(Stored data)
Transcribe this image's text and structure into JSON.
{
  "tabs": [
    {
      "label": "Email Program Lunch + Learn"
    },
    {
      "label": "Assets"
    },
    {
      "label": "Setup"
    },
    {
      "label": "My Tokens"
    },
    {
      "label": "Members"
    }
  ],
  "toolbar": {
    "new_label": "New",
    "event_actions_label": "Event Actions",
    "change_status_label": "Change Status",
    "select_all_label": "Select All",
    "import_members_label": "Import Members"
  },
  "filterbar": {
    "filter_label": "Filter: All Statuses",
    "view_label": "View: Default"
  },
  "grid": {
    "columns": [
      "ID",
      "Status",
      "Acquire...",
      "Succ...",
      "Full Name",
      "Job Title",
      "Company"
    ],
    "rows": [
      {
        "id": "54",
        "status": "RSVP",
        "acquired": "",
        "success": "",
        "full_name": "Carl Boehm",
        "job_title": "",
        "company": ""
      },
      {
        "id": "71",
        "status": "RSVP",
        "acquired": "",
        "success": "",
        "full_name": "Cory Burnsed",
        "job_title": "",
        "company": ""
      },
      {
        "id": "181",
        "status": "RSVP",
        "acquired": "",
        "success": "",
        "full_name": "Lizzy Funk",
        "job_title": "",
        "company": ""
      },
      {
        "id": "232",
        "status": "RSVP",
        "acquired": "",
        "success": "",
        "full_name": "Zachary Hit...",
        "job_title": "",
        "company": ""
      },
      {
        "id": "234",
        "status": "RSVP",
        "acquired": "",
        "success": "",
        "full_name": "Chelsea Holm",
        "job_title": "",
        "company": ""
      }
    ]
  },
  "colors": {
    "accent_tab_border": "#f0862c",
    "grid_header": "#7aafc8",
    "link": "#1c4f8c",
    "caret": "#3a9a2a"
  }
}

> **Objective**
Copy each line above where the string "Members" occurs.

> **Expected answer**
      "label": "Members"
    "import_members_label": "Import Members"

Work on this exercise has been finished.